[Start]
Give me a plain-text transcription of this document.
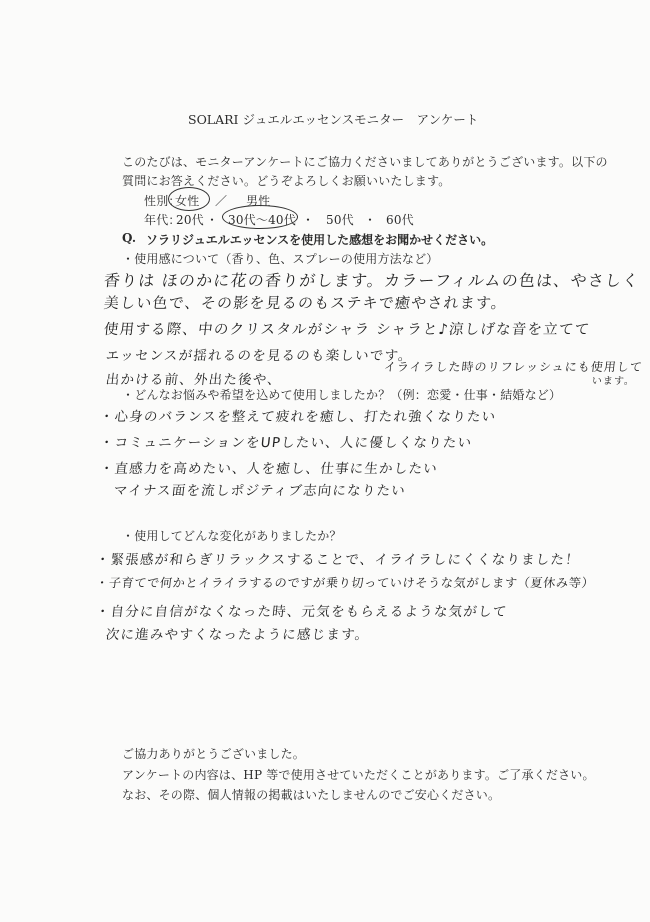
SOLARI ジュエルエッセンスモニター　アンケート
このたびは、モニターアンケートにご協力くださいましてありがとうございます。以下の
質問にお答えください。どうぞよろしくお願いいたします。
性別：
女性 ／ 男性
年代：
20代 ・ 30代〜40代 ・ 50代 ・ 60代
Q. ソラリジュエルエッセンスを使用した感想をお聞かせください。
・使用感について（香り、色、スプレーの使用方法など）
香りは ほのかに花の香りがします。カラーフィルムの色は、やさしく
美しい色で、その影を見るのもステキで癒やされます。
使用する際、中のクリスタルがシャラ シャラと♪涼しげな音を立てて
エッセンスが揺れるのを見るのも楽しいです。
出かける前、外出た後や、
イライラした時のリフレッシュにも使用して
います。
・どんなお悩みや希望を込めて使用しましたか？（例：恋愛・仕事・結婚など）
・心身のバランスを整えて疲れを癒し、打たれ強くなりたい
・コミュニケーションをUPしたい、人に優しくなりたい
・直感力を高めたい、人を癒し、仕事に生かしたい
マイナス面を流しポジティブ志向になりたい
・使用してどんな変化がありましたか？
・緊張感が和らぎリラックスすることで、イライラしにくくなりました！
・子育てで何かとイライラするのですが乗り切っていけそうな気がします（夏休み等）
・自分に自信がなくなった時、元気をもらえるような気がして
次に進みやすくなったように感じます。
ご協力ありがとうございました。
アンケートの内容は、HP 等で使用させていただくことがあります。ご了承ください。
なお、その際、個人情報の掲載はいたしませんのでご安心ください。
[End]
From the listing, extract all text exactly as given and drop any picture.

▶ _TASK SOLUTION_:
Give me a plain-text transcription of this document.
SOLARI ジュエルエッセンスモニター　アンケート
このたびは、モニターアンケートにご協力くださいましてありがとうございます。以下の
質問にお答えください。どうぞよろしくお願いいたします。
性別：
女性 ／ 男性
年代：
20代 ・ 30代〜40代 ・ 50代 ・ 60代
Q. ソラリジュエルエッセンスを使用した感想をお聞かせください。
・使用感について（香り、色、スプレーの使用方法など）
香りは ほのかに花の香りがします。カラーフィルムの色は、やさしく
美しい色で、その影を見るのもステキで癒やされます。
使用する際、中のクリスタルがシャラ シャラと♪涼しげな音を立てて
エッセンスが揺れるのを見るのも楽しいです。
出かける前、外出た後や、
イライラした時のリフレッシュにも使用して
います。
・どんなお悩みや希望を込めて使用しましたか？（例：恋愛・仕事・結婚など）
・心身のバランスを整えて疲れを癒し、打たれ強くなりたい
・コミュニケーションをUPしたい、人に優しくなりたい
・直感力を高めたい、人を癒し、仕事に生かしたい
マイナス面を流しポジティブ志向になりたい
・使用してどんな変化がありましたか？
・緊張感が和らぎリラックスすることで、イライラしにくくなりました！
・子育てで何かとイライラするのですが乗り切っていけそうな気がします（夏休み等）
・自分に自信がなくなった時、元気をもらえるような気がして
次に進みやすくなったように感じます。
ご協力ありがとうございました。
アンケートの内容は、HP 等で使用させていただくことがあります。ご了承ください。
なお、その際、個人情報の掲載はいたしませんのでご安心ください。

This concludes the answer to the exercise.